◆ Exercise prompt: Wherever a line holds the string "JSON", copy that line.

◆ Source material:
--- Begin ---
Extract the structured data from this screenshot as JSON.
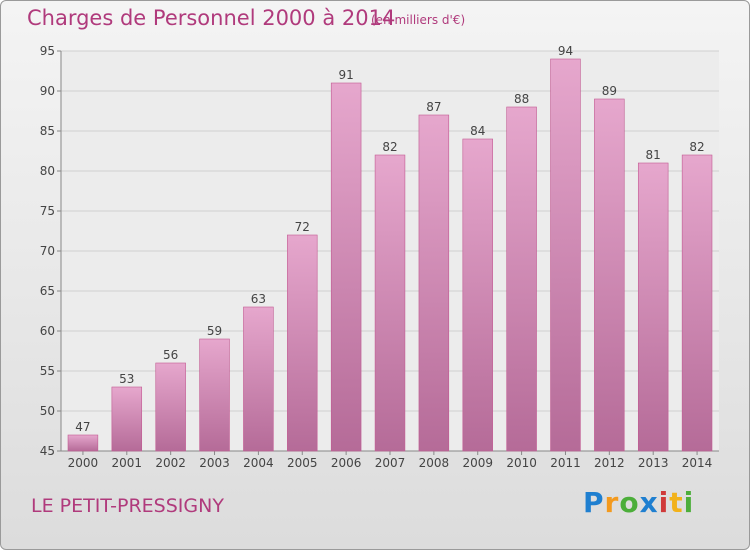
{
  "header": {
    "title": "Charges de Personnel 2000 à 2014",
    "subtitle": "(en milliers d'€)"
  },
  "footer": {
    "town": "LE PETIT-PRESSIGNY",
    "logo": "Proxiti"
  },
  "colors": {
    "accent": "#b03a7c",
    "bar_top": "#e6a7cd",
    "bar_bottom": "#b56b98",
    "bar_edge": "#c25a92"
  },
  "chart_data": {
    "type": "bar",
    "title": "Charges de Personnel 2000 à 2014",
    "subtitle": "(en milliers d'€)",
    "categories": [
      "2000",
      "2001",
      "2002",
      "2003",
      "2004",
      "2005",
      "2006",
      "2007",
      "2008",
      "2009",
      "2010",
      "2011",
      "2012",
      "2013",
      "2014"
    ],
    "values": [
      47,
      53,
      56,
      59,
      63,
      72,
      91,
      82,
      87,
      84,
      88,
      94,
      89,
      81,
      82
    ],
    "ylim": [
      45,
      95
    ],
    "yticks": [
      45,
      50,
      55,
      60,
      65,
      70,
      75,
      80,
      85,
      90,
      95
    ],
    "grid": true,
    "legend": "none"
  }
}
--- End ---
--- Begin ---
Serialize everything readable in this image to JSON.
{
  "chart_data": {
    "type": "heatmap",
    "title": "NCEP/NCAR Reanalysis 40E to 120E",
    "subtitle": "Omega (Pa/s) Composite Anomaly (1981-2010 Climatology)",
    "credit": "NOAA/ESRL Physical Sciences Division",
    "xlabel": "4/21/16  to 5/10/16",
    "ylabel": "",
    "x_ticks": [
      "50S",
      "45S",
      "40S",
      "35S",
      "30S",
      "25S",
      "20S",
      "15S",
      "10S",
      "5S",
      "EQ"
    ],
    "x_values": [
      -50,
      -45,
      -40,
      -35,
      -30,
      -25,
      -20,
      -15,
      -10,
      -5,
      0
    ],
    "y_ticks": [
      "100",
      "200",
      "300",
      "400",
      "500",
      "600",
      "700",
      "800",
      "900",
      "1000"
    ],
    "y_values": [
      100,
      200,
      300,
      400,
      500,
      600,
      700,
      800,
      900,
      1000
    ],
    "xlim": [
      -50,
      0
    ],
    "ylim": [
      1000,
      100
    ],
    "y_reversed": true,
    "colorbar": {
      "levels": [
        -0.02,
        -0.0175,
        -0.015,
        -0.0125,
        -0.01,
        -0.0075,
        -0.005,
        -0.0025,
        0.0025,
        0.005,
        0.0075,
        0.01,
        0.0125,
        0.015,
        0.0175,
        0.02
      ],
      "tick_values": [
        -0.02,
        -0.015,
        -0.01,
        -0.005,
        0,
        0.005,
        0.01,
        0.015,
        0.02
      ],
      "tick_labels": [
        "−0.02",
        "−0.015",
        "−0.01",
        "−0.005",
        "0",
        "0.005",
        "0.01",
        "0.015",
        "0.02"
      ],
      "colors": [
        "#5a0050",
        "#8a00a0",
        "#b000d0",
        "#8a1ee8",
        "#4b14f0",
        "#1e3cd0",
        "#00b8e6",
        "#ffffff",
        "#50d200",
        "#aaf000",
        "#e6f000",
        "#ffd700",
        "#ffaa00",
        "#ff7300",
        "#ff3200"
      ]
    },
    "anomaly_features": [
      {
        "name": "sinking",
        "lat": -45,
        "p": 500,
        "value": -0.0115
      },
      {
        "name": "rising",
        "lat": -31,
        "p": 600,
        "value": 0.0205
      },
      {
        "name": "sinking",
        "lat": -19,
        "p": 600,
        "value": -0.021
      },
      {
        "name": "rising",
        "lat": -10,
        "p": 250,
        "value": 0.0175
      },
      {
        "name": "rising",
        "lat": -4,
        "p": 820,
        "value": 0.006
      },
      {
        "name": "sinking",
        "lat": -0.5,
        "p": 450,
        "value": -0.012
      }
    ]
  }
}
--- End ---
◆ Result of the task:
Extract the structured data from this screenshot as JSON.
Serialize everything readable in this image to JSON.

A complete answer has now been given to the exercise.